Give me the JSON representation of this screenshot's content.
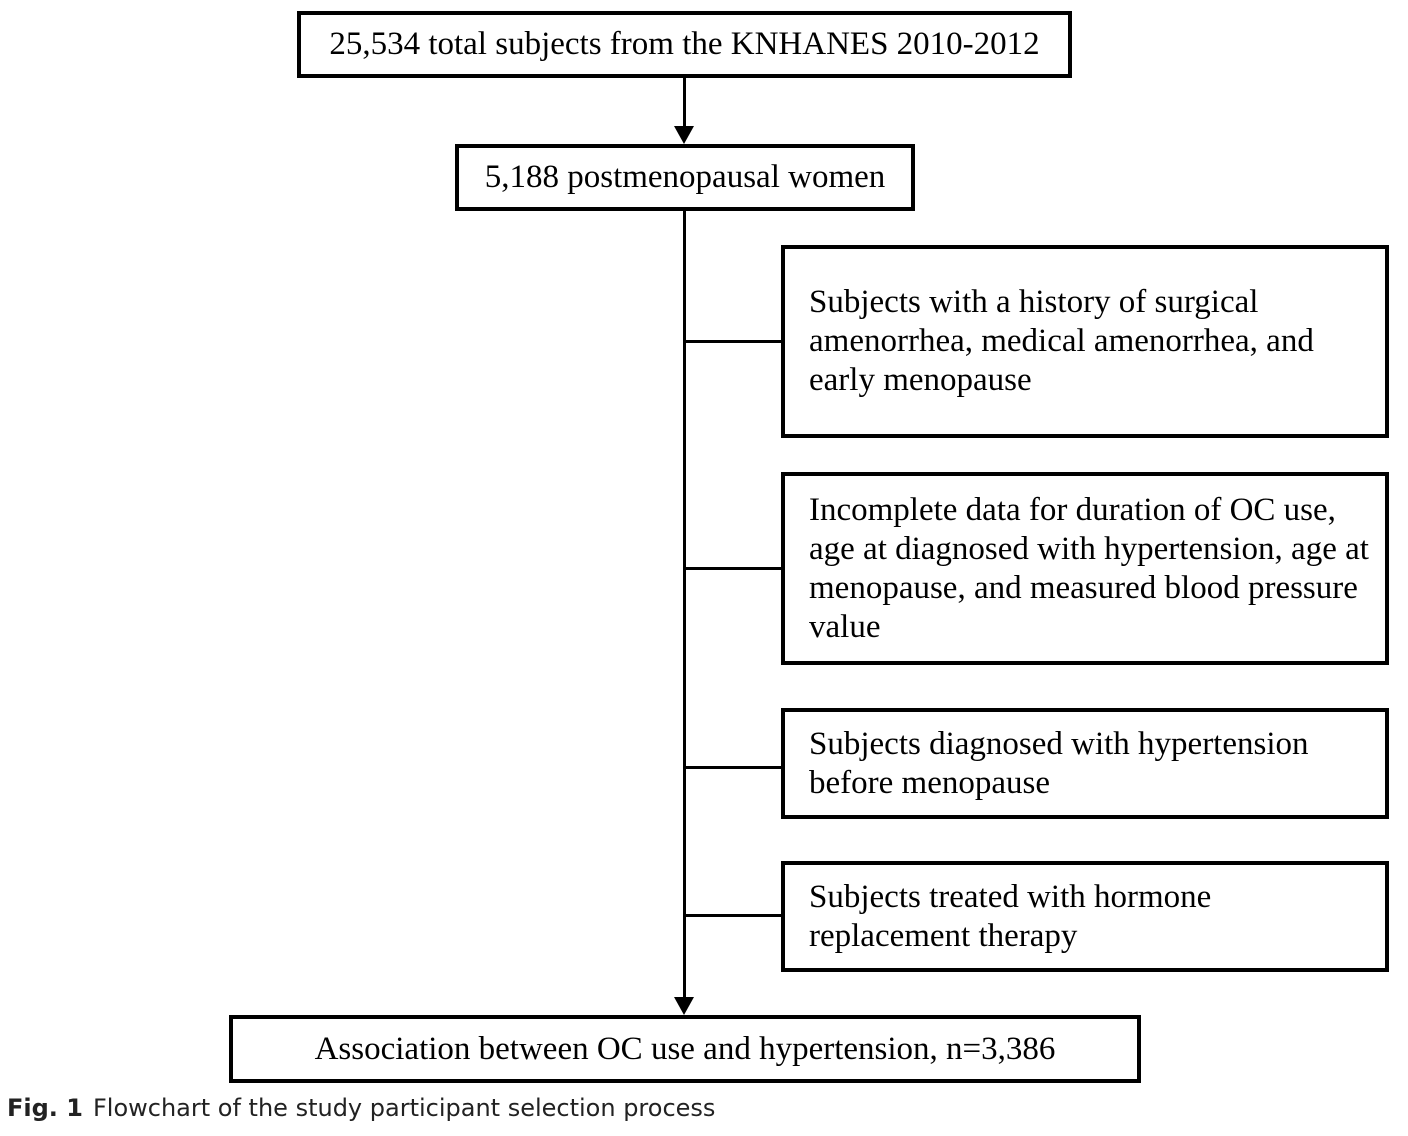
{
  "flowchart": {
    "top_box": "25,534 total subjects from the KNHANES 2010-2012",
    "second_box": "5,188 postmenopausal women",
    "exclusions": [
      "Subjects with a history of surgical amenorrhea, medical amenorrhea, and early menopause",
      "Incomplete data for duration of OC use, age at diagnosed with hypertension, age at menopause, and measured blood pressure value",
      "Subjects diagnosed with hypertension before menopause",
      "Subjects treated with hormone replacement therapy"
    ],
    "final_box": "Association between OC use and hypertension, n=3,386"
  },
  "caption": {
    "label": "Fig. 1",
    "text": "Flowchart of the study participant selection process"
  }
}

———

* [WRITTEN REQUEST] Scan the listing above for the word "diagnosed" and show each line where it is found.

* [EXPECTED OUTPUT]
      "Incomplete data for duration of OC use, age at diagnosed with hypertension, age at menopause, and measured blood pressure value",
      "Subjects diagnosed with hypertension before menopause",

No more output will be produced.